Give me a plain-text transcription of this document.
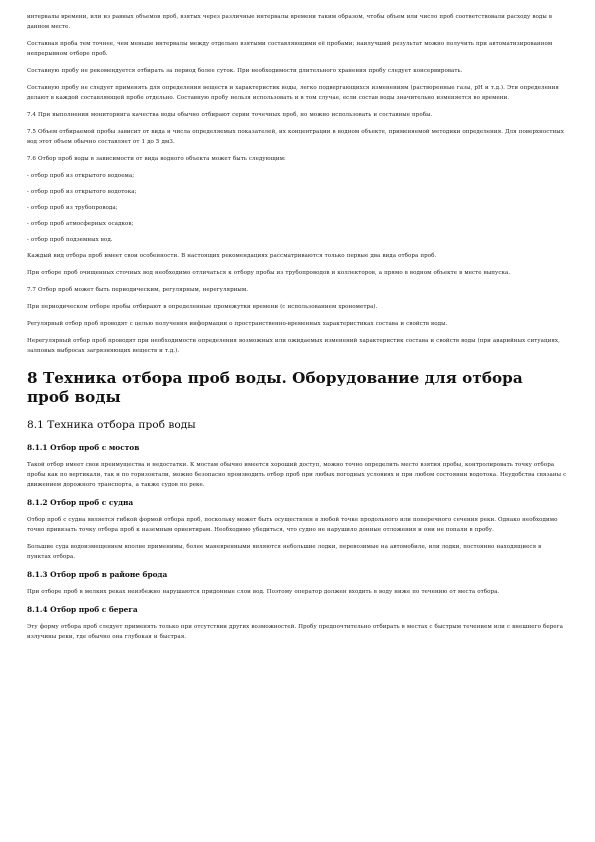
интервалы времени, или из равных объемов проб, взятых через различные интервалы времени таким образом, чтобы объем или число проб соответствовали расходу воды в данном месте.

Составная проба тем точнее, чем меньше интервалы между отдельно взятыми составляющими её пробами; наилучший результат можно получить при автоматизированном непрерывном отборе проб.

Составную пробу не рекомендуется отбирать за период более суток. При необходимости длительного хранения пробу следует консервировать.

Составную пробу не следует применять для определения веществ и характеристик воды, легко подвергающихся изменениям (растворенные газы, pH и т.д.). Эти определения делают в каждой составляющей пробе отдельно. Составную пробу нельзя использовать и в том случае, если состав воды значительно изменяется во времени.

7.4 При выполнении мониторинга качества воды обычно отбирают серии точечных проб, но можно использовать и составные пробы.

7.5 Объем отбираемой пробы зависит от вида и числа определяемых показателей, их концентрации в водном объекте, применяемой методики определения. Для поверхностных вод этот объем обычно составляет от 1 до 5 дм3.

7.6 Отбор проб воды в зависимости от вида водного объекта может быть следующим:

- отбор проб из открытого водоема;

- отбор проб из открытого водотока;

- отбор проб из трубопровода;

- отбор проб атмосферных осадков;

- отбор проб подземных вод.

Каждый вид отбора проб имеет свои особенности. В настоящих рекомендациях рассматриваются только первые два вида отбора проб.

При отборе проб очищенных сточных вод необходимо отличаться к отбору пробы из трубопроводов и коллекторов, а прямо в водном объекте в месте выпуска.

7.7 Отбор проб может быть периодическим, регулярным, нерегулярным.

При периодическом отборе пробы отбирают в определенные промежутки времени (с использованием хронометра).

Регулярный отбор проб проводят с целью получения информации о пространственно-временных характеристиках состава и свойств воды.

Нерегулярный отбор проб проводят при необходимости определения возможных или ожидаемых изменений характеристик состава и свойств воды (при аварийных ситуациях, залповых выбросах загрязняющих веществ и т.д.).

8 Техника отбора проб воды. Оборудование для отбора проб воды
8.1 Техника отбора проб воды
8.1.1 Отбор проб с мостов

Такой отбор имеет свои преимущества и недостатки. К мостам обычно имеется хороший доступ, можно точно определить место взятия пробы, контролировать точку отбора пробы как по вертикали, так и по горизонтали, можно безопасно производить отбор проб при любых погодных условиях и при любом состоянии водотока. Неудобства связаны с движением дорожного транспорта, а также судов по реке.

8.1.2 Отбор проб с судна

Отбор проб с судна является гибкой формой отбора проб, поскольку может быть осуществлен в любой точке продольного или поперечного сечения реки. Однако необходимо точно привязать точку отбора проб к наземным ориентирам. Необходимо убедиться, что судно не нарушило донные отложения и они не попали в пробу.

Большие суда водоизмещением вполне применимы, более маневренными являются небольшие лодки, перевозимые на автомобиле, или лодки, постоянно находящиеся в пунктах отбора.

8.1.3 Отбор проб в районе брода

При отборе проб в мелких реках неизбежно нарушаются придонные слои вод. Поэтому оператор должен входить в воду ниже по течению от места отбора.

8.1.4 Отбор проб с берега

Эту форму отбора проб следует применять только при отсутствии других возможностей. Пробу предпочтительно отбирать в местах с быстрым течением или с внешнего берега излучины реки, где обычно она глубокая и быстрая.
---
EXERCISE INSTRUCTIONS –
Return each line where "Техника" shows up.

EXERCISE RESPONSE –
8 Техника отбора проб воды. Оборудование для отбора проб воды
8.1 Техника отбора проб воды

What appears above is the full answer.